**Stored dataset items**
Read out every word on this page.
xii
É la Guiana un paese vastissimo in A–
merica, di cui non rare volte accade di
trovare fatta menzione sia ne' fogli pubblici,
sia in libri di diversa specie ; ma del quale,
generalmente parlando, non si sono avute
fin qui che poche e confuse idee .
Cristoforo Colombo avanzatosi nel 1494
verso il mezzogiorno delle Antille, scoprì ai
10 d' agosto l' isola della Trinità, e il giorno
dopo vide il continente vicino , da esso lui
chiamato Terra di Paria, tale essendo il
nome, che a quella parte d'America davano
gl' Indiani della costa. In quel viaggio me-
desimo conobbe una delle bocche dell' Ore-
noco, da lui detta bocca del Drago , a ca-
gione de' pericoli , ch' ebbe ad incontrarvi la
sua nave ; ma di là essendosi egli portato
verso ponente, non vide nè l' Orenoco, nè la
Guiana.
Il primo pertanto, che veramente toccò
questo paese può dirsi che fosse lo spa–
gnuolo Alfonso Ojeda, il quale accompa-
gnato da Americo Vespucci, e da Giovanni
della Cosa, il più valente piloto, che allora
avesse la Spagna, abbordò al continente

**THE PROBLEM**
What is the number of lines in this listing that contain the word "della"? Answer with that number and nothing else.

**FINAL RESULT**
3